(Stored items from a collection)

□ □ □ □

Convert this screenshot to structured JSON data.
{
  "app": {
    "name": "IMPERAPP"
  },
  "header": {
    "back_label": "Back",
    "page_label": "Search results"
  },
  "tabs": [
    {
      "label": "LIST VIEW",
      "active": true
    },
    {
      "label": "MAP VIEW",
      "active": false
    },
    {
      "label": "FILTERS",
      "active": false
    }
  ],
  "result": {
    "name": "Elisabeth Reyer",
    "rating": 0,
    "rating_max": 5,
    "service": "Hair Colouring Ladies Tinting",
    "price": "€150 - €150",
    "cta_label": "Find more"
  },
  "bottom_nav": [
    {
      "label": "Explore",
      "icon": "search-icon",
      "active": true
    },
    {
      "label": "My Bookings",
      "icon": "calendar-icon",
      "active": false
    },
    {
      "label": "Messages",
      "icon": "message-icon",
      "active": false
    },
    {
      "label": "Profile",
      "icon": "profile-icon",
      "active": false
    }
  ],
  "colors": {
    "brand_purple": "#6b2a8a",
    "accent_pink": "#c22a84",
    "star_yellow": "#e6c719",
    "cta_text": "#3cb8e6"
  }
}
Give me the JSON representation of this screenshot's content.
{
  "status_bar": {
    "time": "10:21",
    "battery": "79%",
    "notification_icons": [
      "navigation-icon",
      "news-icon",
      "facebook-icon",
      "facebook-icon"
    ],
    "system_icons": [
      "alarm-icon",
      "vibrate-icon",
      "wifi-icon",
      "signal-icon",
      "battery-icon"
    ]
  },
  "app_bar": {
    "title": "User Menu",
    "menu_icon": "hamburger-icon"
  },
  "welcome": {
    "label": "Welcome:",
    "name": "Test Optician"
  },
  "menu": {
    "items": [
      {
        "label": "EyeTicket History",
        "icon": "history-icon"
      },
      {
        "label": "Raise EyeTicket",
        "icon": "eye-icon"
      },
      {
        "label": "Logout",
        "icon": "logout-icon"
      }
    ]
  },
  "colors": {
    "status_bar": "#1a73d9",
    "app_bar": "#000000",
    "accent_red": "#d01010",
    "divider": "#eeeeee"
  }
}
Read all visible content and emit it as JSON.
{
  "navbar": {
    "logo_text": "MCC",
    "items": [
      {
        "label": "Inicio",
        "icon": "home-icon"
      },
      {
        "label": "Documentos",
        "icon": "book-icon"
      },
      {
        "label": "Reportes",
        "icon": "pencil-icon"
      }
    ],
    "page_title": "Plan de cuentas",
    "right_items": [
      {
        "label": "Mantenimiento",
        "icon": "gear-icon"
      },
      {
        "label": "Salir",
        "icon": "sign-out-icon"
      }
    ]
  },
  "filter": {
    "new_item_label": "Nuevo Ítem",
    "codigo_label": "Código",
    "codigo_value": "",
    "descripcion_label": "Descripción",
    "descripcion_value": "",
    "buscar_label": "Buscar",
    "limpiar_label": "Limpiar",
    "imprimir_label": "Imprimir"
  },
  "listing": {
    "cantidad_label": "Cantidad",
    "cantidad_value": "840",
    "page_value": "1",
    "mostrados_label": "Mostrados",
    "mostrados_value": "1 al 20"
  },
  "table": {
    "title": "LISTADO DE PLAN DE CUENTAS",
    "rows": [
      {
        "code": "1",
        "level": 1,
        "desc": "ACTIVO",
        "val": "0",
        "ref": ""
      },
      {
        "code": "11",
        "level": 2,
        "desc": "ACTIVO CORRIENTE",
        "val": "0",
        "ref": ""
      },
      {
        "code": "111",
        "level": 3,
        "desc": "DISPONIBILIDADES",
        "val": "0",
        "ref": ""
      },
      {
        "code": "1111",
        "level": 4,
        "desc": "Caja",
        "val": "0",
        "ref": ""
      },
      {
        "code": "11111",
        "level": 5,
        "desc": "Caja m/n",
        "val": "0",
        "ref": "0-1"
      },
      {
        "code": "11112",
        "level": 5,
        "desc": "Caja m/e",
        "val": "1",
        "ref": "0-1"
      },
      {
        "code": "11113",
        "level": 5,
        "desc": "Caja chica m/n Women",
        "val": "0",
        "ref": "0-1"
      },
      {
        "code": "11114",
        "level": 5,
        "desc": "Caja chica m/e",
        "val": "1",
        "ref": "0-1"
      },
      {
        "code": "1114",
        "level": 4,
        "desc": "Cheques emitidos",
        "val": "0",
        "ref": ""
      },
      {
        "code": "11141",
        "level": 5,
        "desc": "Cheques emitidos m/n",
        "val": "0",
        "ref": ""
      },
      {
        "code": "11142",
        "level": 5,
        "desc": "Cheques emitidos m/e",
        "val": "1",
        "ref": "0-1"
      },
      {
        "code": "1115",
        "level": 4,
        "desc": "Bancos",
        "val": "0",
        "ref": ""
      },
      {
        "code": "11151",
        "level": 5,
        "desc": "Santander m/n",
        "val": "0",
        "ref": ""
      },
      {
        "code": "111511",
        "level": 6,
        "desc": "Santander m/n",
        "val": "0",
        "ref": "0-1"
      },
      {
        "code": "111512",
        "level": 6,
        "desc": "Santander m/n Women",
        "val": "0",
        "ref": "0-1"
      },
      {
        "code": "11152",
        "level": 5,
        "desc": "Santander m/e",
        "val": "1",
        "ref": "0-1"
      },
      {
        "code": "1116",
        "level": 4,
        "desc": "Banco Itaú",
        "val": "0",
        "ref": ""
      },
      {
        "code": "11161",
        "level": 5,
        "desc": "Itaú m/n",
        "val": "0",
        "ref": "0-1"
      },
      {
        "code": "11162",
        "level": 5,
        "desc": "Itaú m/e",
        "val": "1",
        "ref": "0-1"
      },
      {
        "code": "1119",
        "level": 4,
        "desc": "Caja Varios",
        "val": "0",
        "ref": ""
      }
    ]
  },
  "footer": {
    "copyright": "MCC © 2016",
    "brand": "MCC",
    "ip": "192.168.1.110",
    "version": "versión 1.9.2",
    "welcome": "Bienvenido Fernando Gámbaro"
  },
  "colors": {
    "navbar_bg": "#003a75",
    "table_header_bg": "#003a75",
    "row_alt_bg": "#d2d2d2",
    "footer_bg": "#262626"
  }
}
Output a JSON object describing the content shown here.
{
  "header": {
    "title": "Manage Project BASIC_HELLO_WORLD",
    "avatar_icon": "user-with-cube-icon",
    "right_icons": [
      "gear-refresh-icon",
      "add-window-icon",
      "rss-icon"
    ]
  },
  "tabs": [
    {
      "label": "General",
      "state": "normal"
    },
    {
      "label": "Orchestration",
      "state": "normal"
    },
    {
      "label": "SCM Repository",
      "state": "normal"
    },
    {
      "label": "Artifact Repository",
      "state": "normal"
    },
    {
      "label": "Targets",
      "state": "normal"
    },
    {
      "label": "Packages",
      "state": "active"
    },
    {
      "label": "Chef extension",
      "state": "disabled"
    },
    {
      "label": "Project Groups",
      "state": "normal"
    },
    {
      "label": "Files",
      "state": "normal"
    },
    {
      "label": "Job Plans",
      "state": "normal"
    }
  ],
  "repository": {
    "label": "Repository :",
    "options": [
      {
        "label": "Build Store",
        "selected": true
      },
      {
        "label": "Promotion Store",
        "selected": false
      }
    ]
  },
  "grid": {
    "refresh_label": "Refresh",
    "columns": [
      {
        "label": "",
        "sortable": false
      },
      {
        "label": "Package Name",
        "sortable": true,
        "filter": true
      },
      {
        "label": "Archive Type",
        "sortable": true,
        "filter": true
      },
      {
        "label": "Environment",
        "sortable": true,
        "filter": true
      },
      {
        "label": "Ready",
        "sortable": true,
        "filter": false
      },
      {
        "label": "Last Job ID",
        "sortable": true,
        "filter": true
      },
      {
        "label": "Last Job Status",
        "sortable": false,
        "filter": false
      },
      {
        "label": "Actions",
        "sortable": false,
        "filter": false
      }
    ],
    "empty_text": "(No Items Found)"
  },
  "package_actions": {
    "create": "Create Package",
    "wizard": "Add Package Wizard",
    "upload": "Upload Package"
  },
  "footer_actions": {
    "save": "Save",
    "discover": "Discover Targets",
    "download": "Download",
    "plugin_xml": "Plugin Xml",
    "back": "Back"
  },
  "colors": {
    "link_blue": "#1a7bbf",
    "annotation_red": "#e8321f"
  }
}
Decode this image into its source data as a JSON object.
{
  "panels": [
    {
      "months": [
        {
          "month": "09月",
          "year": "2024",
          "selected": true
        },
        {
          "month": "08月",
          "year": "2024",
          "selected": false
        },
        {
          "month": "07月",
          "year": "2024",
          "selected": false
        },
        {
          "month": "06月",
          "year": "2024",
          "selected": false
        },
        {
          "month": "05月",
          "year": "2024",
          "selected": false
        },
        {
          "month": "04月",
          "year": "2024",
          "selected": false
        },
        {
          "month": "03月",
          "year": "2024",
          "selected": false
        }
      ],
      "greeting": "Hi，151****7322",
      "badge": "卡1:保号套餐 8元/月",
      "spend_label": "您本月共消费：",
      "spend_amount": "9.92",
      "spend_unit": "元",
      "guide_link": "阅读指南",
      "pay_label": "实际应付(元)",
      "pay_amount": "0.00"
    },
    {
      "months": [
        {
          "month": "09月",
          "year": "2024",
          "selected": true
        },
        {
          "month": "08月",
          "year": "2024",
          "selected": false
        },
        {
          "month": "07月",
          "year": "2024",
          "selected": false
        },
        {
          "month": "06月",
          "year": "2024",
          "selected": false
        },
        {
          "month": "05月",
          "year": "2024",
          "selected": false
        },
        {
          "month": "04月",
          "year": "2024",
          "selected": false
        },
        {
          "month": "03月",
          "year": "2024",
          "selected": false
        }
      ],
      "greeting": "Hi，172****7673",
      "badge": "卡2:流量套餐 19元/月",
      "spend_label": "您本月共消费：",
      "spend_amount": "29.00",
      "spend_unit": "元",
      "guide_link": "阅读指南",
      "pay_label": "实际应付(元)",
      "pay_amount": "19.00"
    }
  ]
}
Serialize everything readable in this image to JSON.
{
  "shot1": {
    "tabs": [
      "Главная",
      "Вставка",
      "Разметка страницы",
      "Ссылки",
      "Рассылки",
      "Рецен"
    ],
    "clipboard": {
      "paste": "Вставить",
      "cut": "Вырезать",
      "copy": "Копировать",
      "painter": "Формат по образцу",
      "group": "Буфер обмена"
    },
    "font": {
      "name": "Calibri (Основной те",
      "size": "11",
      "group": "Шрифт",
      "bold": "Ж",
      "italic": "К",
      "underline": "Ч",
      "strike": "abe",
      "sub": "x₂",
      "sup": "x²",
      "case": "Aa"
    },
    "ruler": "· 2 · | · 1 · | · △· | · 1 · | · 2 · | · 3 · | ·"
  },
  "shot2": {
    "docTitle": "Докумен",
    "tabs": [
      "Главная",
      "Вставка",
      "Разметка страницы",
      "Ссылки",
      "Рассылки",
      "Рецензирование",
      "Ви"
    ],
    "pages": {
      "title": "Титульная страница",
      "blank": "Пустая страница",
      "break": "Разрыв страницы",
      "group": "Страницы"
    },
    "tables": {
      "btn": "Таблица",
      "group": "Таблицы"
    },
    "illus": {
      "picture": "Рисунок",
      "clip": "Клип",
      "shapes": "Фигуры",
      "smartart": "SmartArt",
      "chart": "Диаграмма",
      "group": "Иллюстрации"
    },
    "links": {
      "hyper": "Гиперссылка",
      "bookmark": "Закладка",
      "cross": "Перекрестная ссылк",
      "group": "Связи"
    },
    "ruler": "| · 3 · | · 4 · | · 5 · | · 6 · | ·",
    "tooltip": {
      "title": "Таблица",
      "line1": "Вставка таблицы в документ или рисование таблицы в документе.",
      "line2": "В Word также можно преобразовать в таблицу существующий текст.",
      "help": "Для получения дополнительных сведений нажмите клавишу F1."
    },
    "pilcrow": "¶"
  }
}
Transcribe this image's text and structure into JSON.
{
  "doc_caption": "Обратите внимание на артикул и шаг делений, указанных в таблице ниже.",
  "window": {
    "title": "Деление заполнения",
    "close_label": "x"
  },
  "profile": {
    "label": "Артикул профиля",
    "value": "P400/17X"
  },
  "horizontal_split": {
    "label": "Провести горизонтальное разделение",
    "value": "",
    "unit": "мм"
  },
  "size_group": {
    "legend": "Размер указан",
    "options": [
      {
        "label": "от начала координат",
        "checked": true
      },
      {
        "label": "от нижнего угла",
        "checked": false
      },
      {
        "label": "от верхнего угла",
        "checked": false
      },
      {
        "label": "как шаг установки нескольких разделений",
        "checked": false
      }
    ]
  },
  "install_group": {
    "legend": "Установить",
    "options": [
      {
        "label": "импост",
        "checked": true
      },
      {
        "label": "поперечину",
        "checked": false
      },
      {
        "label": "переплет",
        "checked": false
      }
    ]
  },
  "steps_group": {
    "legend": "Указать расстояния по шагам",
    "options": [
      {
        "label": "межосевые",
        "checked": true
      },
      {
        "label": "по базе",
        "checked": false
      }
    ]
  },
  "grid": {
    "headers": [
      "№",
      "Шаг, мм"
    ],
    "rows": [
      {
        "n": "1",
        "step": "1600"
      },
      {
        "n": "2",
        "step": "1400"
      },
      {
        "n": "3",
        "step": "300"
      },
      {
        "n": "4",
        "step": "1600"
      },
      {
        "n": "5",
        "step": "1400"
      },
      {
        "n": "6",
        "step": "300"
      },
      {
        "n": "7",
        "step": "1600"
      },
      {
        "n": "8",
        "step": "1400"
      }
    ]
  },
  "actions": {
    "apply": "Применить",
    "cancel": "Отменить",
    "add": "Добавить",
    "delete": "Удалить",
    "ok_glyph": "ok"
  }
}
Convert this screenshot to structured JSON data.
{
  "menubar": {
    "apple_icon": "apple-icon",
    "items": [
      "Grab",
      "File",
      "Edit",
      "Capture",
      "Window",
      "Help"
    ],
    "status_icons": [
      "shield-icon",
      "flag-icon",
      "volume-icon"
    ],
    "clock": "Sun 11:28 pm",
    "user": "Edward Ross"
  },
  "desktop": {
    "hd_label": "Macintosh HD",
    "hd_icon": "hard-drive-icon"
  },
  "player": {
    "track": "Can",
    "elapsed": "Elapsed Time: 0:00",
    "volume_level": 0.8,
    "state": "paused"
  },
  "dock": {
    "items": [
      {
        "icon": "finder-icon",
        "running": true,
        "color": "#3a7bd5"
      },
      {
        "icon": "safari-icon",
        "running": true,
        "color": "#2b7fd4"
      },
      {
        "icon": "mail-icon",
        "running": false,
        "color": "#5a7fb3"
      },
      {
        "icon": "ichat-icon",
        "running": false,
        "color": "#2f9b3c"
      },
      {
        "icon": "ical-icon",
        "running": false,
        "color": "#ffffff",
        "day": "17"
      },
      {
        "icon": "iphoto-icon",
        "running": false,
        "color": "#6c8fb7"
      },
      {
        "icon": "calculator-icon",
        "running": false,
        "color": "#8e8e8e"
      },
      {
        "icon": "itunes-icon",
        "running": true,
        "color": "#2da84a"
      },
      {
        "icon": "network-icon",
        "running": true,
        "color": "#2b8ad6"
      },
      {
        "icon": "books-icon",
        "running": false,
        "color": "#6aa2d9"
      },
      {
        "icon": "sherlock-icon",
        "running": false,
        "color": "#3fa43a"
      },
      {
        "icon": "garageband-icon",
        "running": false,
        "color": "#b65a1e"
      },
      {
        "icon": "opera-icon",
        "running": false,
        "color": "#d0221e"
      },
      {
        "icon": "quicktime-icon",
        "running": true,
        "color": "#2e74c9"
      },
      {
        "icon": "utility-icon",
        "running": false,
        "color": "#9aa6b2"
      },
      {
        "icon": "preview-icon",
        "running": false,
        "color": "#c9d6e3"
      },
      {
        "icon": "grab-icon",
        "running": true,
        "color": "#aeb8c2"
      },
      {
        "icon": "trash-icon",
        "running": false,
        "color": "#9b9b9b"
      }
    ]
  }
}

□ □ □ □

__Exercise task__. Using the entries above, return each line that includes the word "Itaú".

__Exercise solution__.
        "desc": "Banco Itaú",
        "desc": "Itaú m/n",
        "desc": "Itaú m/e",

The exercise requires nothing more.